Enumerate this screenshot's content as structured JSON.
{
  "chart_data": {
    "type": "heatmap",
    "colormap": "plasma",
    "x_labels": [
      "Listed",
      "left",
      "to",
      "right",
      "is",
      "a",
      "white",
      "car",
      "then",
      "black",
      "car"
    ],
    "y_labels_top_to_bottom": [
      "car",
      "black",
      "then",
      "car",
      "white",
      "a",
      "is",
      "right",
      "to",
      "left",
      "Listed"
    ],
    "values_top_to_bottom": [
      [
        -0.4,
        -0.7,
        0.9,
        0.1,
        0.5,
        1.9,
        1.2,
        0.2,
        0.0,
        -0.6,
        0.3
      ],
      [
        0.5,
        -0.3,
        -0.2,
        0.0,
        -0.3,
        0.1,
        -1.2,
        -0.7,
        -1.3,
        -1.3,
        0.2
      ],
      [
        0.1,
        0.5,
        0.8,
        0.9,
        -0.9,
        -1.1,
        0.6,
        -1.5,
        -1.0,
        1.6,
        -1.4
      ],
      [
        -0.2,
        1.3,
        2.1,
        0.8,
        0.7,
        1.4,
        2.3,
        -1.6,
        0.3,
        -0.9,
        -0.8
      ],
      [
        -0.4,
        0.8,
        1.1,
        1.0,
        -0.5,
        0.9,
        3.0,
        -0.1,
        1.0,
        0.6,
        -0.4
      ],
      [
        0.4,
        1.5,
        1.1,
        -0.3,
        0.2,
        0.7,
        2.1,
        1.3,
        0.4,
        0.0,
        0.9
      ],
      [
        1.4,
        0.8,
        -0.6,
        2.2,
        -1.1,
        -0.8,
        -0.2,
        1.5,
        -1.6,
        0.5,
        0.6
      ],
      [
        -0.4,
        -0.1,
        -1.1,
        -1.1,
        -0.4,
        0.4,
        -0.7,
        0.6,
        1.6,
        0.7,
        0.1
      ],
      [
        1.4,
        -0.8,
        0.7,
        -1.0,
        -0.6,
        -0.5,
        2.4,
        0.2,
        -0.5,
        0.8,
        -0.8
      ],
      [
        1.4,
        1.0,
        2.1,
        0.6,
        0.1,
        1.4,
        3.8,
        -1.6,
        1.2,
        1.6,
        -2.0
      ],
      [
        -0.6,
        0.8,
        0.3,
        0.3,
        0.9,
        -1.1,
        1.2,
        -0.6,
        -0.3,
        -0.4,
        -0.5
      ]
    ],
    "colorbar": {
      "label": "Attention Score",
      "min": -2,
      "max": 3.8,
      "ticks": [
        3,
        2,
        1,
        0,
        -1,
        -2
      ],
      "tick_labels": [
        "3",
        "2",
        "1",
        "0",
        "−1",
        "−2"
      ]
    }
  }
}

◆ **Work instructions**
Quote the entire listing above exactly.

◆ **Answer**
Enumerate this screenshot's content as structured JSON.
{
  "chart_data": {
    "type": "heatmap",
    "colormap": "plasma",
    "x_labels": [
      "Listed",
      "left",
      "to",
      "right",
      "is",
      "a",
      "white",
      "car",
      "then",
      "black",
      "car"
    ],
    "y_labels_top_to_bottom": [
      "car",
      "black",
      "then",
      "car",
      "white",
      "a",
      "is",
      "right",
      "to",
      "left",
      "Listed"
    ],
    "values_top_to_bottom": [
      [
        -0.4,
        -0.7,
        0.9,
        0.1,
        0.5,
        1.9,
        1.2,
        0.2,
        0.0,
        -0.6,
        0.3
      ],
      [
        0.5,
        -0.3,
        -0.2,
        0.0,
        -0.3,
        0.1,
        -1.2,
        -0.7,
        -1.3,
        -1.3,
        0.2
      ],
      [
        0.1,
        0.5,
        0.8,
        0.9,
        -0.9,
        -1.1,
        0.6,
        -1.5,
        -1.0,
        1.6,
        -1.4
      ],
      [
        -0.2,
        1.3,
        2.1,
        0.8,
        0.7,
        1.4,
        2.3,
        -1.6,
        0.3,
        -0.9,
        -0.8
      ],
      [
        -0.4,
        0.8,
        1.1,
        1.0,
        -0.5,
        0.9,
        3.0,
        -0.1,
        1.0,
        0.6,
        -0.4
      ],
      [
        0.4,
        1.5,
        1.1,
        -0.3,
        0.2,
        0.7,
        2.1,
        1.3,
        0.4,
        0.0,
        0.9
      ],
      [
        1.4,
        0.8,
        -0.6,
        2.2,
        -1.1,
        -0.8,
        -0.2,
        1.5,
        -1.6,
        0.5,
        0.6
      ],
      [
        -0.4,
        -0.1,
        -1.1,
        -1.1,
        -0.4,
        0.4,
        -0.7,
        0.6,
        1.6,
        0.7,
        0.1
      ],
      [
        1.4,
        -0.8,
        0.7,
        -1.0,
        -0.6,
        -0.5,
        2.4,
        0.2,
        -0.5,
        0.8,
        -0.8
      ],
      [
        1.4,
        1.0,
        2.1,
        0.6,
        0.1,
        1.4,
        3.8,
        -1.6,
        1.2,
        1.6,
        -2.0
      ],
      [
        -0.6,
        0.8,
        0.3,
        0.3,
        0.9,
        -1.1,
        1.2,
        -0.6,
        -0.3,
        -0.4,
        -0.5
      ]
    ],
    "colorbar": {
      "label": "Attention Score",
      "min": -2,
      "max": 3.8,
      "ticks": [
        3,
        2,
        1,
        0,
        -1,
        -2
      ],
      "tick_labels": [
        "3",
        "2",
        "1",
        "0",
        "−1",
        "−2"
      ]
    }
  }
}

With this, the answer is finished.